• [Exercise 1]:
Answer these questions about the sermon below, one per line:
(a) Which three stories did the Grandmom usually stick to when reading from her Bible?
(b) Who introduced the speaker to the term "the Holy Spirit"?
(c) When did the speaker finally begin to explore this part of the Christian Trinity?

• [Extract to read]:
● ● ● ● ●

Br. Bruce Neal, SSJE
Text: John 14:15-21
When I was a little boy, my Grandmom would sometimes read to me from her Bible. It was a large, King James version, with a leather cover and yellowed pages worn with use. She would usually stick to such classics as Noah and the ark; Jonah and the whale; and Zacchaeus in the sycamore tree. Rarely did we venture into such theologically complicated works as the Gospel according to John or the letters of Paul. I do, however, remember the day she came across one particular term in her reading; the day she mentioned “the Holy Ghost”.
I was confused. “What is that…this Holy Ghost?” I asked. My Grandmom answered, “He’s part of God,” and continued with her reading. Well…now I was really confused. Even as a young child, I recognized the ambiguity of the term. For I knew that ghosts were hardly ever holy…ghosts were usually mean and scary, and hung out in places you wouldn’t want to be found in, especially at night. And keep in mind, I grew up in a house across the street from the Baptist church we attended…a church which had a large and spooky graveyard next to it…so even though I wasn’t at all a grim little boy, the subject of ghosts was one that wasn’t so easily dismissed.
How could a ghost be holy? How could a ghost be part of God? I was intrigued, and wanted to know more. It was my Sunday School teacher who would introduce me to the more modern and far less spooky term, the Holy Spirit. And though this did allay most of my anxiety, it still didn’t explain much. But my teacher simply mumbled something about three in one and one in three, and then told me I was too young to understand it and to just stick with the approved lesson plan.
It wasn’t until many years later, during theology classes in college, that I finally began to explore this mysterious part of the Christian Trinity. And I also discovered that I was not alone in my confusion, for many of my fellow students lacked an understanding of the Holy Spirit and its role.
In fact, I suspect that many adult Christians today do not give much thought to that hidden Spirit, the Holy Ghost. Leaving aside all childish perplexity about ghosts, this is a serious issue. For this lack of perception of the Holy Spirit’s power by those who profess the Christian religion is perhaps part of the reason why so many people today state that they want to be spiritual, but not necessary religious.
Turn on the TV and you will see the latest guru’s metaphysical plan for happiness being promoted by a popular talk-show host; visit any bookstore and you will find shelves and shelves of books on pop spirituality waiting for you in the “New Age” section. The world is starving for a life-giving spirituality; while attendance at Christian churches continues to decline. Has the Christian religion, then, lost its spirit? Have we become an outdated, fossilized institution lacking any spiritual vitality?
As one robed in a monastic habit, I certainly don’t think so. But I do believe that as Christians we must reclaim and rediscover the power of the Spirit. In our reading this morning from the Gospel according to John, Jesus, who is preparing his disciples for his inevitable arrest and crucifixion, tells them…
“I will ask the Father, and he will give you another Advocate, to be with you forever. This is the Spirit of truth, whom the world cannot receive, because it neither sees him nor knows him. You know him, because he abides with you, and he will be in you.”

● ● ● ● ●

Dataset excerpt
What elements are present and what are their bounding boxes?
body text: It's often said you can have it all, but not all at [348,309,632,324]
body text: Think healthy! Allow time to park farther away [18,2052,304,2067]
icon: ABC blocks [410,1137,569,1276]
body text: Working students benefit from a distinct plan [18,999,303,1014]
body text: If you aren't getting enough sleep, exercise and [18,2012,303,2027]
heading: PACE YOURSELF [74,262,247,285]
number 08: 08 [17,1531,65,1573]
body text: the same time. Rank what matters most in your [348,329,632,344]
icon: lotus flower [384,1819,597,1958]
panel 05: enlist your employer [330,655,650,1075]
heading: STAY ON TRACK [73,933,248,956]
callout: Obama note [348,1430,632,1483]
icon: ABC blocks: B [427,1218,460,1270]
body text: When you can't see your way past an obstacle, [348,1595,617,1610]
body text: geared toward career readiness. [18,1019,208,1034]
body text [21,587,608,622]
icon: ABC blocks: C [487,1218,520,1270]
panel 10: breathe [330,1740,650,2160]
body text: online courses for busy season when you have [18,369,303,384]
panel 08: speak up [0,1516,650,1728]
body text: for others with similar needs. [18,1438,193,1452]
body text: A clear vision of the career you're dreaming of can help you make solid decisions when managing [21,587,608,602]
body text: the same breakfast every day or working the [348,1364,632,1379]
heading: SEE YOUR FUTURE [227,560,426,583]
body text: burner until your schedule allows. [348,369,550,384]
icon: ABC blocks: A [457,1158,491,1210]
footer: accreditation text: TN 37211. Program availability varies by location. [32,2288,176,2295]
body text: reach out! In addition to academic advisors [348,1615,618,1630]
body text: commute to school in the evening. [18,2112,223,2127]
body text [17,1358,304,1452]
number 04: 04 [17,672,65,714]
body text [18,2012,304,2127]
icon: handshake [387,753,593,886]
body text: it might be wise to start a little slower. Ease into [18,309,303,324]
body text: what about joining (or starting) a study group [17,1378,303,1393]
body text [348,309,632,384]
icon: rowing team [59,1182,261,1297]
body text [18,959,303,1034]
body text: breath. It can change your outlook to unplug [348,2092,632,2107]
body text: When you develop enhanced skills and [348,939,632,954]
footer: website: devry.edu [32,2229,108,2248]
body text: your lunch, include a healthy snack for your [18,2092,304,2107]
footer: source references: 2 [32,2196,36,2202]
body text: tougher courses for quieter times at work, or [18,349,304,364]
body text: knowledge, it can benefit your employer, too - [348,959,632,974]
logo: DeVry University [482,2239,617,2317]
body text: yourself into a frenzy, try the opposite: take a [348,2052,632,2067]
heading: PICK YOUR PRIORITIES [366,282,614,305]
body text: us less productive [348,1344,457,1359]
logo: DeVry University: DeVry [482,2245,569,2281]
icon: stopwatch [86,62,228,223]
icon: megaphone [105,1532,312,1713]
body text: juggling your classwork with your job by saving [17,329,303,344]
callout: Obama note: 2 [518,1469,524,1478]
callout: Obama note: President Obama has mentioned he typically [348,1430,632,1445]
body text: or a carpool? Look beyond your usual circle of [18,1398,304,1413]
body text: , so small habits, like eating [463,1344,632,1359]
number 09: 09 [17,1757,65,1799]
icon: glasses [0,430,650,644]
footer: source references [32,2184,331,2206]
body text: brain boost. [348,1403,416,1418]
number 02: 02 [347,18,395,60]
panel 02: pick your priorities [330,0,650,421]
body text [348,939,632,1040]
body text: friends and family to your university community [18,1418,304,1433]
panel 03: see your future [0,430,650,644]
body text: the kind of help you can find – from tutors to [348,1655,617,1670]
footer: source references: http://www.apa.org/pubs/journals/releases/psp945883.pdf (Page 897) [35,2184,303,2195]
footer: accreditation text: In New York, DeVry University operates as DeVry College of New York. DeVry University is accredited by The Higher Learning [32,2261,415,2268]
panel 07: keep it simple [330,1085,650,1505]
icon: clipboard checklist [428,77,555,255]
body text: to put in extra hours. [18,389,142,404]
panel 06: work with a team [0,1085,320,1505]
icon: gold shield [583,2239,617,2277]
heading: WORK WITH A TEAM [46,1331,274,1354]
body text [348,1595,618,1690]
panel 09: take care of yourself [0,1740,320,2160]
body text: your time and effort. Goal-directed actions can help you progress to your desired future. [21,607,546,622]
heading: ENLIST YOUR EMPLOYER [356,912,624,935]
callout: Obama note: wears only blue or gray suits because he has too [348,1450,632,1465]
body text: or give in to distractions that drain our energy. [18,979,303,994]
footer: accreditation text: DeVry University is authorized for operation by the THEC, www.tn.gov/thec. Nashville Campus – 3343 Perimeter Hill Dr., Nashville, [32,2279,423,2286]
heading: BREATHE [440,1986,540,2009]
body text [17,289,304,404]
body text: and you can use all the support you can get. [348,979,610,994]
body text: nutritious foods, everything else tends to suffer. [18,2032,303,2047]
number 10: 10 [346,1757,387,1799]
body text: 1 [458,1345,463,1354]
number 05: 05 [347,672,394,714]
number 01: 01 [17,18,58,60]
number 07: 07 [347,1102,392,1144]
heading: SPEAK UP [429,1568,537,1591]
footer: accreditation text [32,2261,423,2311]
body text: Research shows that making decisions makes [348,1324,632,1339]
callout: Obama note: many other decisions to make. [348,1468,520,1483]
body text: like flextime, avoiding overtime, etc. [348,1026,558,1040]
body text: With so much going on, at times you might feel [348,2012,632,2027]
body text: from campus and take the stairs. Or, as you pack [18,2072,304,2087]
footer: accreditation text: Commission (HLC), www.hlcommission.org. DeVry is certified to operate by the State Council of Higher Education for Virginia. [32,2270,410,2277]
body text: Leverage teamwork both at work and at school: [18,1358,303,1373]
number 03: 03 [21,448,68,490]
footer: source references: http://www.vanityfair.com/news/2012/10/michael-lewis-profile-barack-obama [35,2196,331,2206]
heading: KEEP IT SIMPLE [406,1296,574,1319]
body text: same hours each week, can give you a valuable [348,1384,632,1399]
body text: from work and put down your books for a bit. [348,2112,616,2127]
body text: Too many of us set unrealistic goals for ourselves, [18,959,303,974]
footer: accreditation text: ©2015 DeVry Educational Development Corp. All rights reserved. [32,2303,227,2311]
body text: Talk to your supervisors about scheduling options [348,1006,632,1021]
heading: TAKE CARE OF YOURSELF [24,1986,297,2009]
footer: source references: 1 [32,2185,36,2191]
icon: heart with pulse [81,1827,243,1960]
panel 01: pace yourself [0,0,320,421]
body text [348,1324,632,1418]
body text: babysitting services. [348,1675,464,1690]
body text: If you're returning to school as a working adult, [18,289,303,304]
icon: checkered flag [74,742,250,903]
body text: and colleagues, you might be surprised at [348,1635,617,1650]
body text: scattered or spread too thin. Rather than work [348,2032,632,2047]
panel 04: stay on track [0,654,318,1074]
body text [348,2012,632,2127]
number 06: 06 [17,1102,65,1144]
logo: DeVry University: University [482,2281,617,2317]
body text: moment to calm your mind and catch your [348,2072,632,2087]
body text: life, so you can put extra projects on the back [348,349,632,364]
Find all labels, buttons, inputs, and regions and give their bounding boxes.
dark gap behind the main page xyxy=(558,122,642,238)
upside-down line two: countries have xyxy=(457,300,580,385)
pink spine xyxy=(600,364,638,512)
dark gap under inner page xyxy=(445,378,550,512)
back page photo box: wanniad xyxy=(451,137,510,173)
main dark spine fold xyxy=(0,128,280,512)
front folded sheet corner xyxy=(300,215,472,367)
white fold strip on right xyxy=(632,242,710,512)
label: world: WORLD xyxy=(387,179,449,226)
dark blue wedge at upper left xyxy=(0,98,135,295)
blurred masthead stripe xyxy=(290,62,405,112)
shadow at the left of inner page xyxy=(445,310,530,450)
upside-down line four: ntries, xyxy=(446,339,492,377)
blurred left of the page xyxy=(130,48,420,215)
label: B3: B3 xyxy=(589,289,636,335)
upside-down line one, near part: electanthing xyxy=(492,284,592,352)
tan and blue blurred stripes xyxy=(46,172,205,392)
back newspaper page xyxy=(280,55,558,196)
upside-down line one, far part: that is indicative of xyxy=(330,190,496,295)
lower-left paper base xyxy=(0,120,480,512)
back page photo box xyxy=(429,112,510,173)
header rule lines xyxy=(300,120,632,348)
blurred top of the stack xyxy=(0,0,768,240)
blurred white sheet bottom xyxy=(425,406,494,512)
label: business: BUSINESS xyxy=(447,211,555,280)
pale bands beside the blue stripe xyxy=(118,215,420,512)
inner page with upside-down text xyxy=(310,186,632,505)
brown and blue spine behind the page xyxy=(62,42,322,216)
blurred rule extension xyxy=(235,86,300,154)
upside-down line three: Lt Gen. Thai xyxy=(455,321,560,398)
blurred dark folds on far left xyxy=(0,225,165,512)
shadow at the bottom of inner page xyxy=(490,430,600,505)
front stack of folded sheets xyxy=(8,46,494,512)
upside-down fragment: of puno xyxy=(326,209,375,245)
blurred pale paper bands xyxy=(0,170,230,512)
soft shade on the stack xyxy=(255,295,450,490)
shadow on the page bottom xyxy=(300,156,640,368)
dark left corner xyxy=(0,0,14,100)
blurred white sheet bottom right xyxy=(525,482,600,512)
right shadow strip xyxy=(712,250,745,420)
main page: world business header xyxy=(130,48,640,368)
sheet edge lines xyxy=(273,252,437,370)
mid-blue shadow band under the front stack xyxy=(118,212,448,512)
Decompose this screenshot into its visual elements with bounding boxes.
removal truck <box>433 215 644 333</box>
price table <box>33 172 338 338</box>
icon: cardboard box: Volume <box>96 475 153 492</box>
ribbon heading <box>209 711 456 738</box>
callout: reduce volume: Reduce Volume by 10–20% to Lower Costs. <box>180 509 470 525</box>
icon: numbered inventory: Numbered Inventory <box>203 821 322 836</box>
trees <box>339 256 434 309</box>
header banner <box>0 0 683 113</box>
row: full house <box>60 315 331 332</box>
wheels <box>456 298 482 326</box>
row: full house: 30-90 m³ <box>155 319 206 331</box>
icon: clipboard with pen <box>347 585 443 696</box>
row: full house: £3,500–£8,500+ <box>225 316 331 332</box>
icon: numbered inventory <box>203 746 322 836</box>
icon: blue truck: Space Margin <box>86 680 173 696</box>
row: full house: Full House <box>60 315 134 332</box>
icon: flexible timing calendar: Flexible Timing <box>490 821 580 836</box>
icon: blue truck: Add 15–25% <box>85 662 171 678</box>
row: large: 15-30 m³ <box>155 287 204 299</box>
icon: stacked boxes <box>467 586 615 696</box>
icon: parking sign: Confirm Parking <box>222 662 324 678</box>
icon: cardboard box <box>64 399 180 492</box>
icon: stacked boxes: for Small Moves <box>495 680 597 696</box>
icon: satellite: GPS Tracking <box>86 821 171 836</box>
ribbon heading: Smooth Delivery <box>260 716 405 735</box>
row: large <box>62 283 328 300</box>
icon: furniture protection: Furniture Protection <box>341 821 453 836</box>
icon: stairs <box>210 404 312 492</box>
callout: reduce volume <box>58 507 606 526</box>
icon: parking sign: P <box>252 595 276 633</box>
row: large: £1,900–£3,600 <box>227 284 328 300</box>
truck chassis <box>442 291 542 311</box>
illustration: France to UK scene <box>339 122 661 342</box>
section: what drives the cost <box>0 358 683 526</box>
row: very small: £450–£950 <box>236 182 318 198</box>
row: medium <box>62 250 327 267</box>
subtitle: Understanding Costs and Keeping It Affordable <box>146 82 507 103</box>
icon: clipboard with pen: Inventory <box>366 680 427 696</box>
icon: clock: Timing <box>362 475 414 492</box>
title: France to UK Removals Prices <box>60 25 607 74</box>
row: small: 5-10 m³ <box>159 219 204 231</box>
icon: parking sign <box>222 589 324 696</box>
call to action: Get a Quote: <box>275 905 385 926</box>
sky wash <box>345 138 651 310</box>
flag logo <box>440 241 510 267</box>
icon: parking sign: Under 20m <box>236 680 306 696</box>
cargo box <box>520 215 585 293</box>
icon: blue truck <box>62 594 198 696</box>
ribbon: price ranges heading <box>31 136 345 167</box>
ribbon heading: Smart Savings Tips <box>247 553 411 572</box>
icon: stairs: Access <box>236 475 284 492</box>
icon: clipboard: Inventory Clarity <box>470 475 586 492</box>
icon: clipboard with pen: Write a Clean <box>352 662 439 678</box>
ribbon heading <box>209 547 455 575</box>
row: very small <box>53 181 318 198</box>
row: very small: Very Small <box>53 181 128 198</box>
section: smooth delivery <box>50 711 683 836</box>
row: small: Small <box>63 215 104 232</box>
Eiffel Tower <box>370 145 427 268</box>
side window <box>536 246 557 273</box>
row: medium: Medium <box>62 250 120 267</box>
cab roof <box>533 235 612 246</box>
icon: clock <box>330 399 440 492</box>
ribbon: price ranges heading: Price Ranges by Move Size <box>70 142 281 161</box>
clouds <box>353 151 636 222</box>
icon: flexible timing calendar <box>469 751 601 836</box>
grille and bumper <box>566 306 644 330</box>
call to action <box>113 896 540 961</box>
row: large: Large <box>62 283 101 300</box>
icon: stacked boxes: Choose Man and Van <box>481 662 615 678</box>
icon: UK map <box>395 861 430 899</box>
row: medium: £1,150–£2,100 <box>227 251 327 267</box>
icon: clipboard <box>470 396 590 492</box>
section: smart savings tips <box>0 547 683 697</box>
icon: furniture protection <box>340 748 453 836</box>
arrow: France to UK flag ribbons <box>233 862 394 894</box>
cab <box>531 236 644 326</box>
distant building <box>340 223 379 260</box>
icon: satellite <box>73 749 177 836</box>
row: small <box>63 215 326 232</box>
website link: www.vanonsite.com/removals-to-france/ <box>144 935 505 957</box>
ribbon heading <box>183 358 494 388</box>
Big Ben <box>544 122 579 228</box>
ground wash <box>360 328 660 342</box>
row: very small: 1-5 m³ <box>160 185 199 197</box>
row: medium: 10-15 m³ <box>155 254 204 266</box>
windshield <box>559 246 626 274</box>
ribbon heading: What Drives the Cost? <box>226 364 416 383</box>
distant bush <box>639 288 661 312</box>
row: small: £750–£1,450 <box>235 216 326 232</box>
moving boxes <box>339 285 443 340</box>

● ● ● ● ●

• [Exercise 2]:
Filter the records above, copying every line that contains the string "bottom". Case counts.

• [Full answer 1]:
(a) Noah and the ark, Jonah and the whale, and Zacchaeus in the sycamore tree.
(b) The speaker's Sunday School teacher.
(c) Many years later, during theology classes in college.

• [Full answer 2]:
blurred white sheet bottom xyxy=(425,406,494,512)
shadow at the bottom of inner page xyxy=(490,430,600,505)
shadow on the page bottom xyxy=(300,156,640,368)
blurred white sheet bottom right xyxy=(525,482,600,512)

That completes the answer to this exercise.